___ RECORD SET ___

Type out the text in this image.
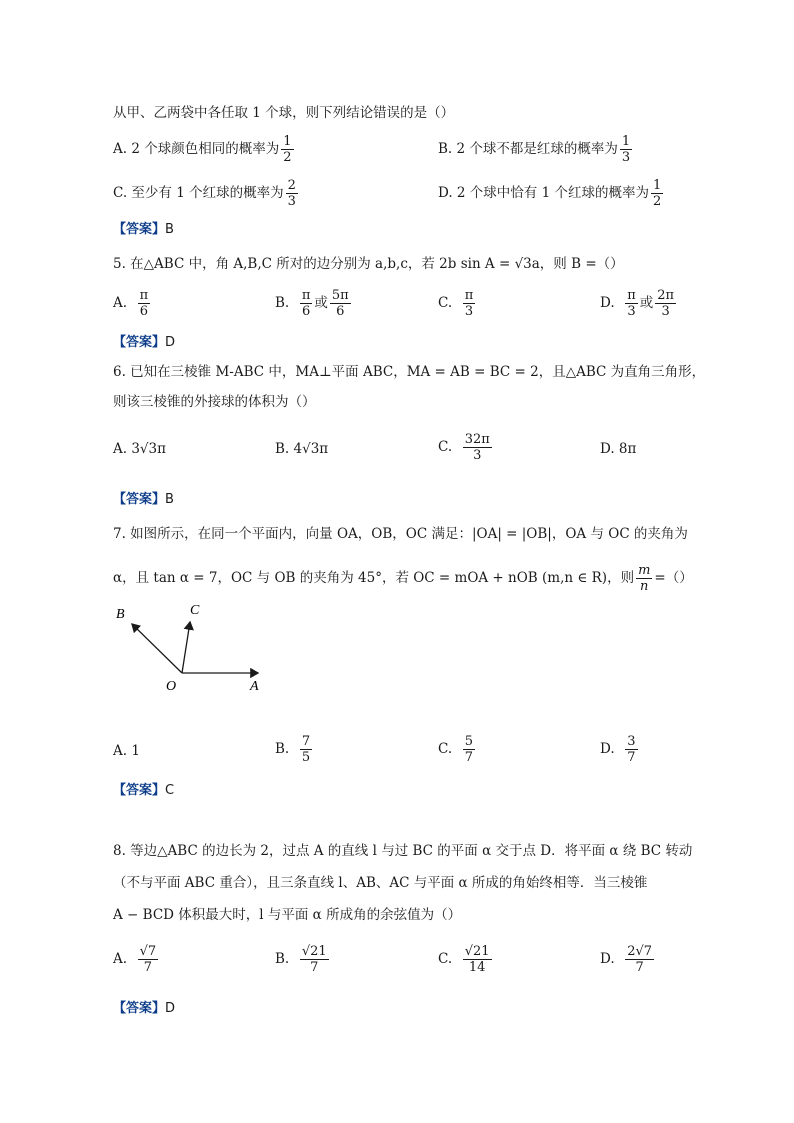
从甲、乙两袋中各任取 1 个球，则下列结论错误的是（）
A. 2 个球颜色相同的概率为 $\frac{1}{2}$	B. 2 个球不都是红球的概率为 $\frac{1}{3}$
C. 至少有 1 个红球的概率为 $\frac{2}{3}$	D. 2 个球中恰有 1 个红球的概率为 $\frac{1}{2}$
【答案】B
5. 在△ABC 中，角 A,B,C 所对的边分别为 a,b,c，若 2b sin A = √3a，则 B =（）
A. $\frac{\pi}{6}$	B. $\frac{\pi}{6}$ 或 $\frac{5\pi}{6}$	C. $\frac{\pi}{3}$	D. $\frac{\pi}{3}$ 或 $\frac{2\pi}{3}$
【答案】D
6. 已知在三棱锥 M-ABC 中，MA⊥平面 ABC，MA = AB = BC = 2，且△ABC 为直角三角形，
则该三棱锥的外接球的体积为（）
A. 3√3π	B. 4√3π	C. $\frac{32\pi}{3}$	D. 8π
【答案】B
7. 如图所示，在同一个平面内，向量 OA，OB，OC 满足：|OA| = |OB|，OA 与 OC 的夹角为
α，且 tan α = 7，OC 与 OB 的夹角为 45°，若 OC = mOA + nOB (m,n ∈ R)，则 $\frac{m}{n}$ =（）
B	C
O	A
A. 1	B. $\frac{7}{5}$	C. $\frac{5}{7}$	D. $\frac{3}{7}$
【答案】C
8. 等边△ABC 的边长为 2，过点 A 的直线 l 与过 BC 的平面 α 交于点 D．将平面 α 绕 BC 转动
（不与平面 ABC 重合），且三条直线 l、AB、AC 与平面 α 所成的角始终相等．当三棱锥
A − BCD 体积最大时，l 与平面 α 所成角的余弦值为（）
A. $\frac{√7}{7}$	B. $\frac{√21}{7}$	C. $\frac{√21}{14}$	D. $\frac{2√7}{7}$
【答案】D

___

> WORK INSTRUCTIONS:
Your task is to gather every line with the word "的夹角为" and copy it.

> RESPONSE:
7. 如图所示，在同一个平面内，向量 OA，OB，OC 满足：|OA| = |OB|，OA 与 OC 的夹角为
α，且 tan α = 7，OC 与 OB 的夹角为 45°，若 OC = mOA + nOB (m,n ∈ R)，则 $\frac{m}{n}$ =（）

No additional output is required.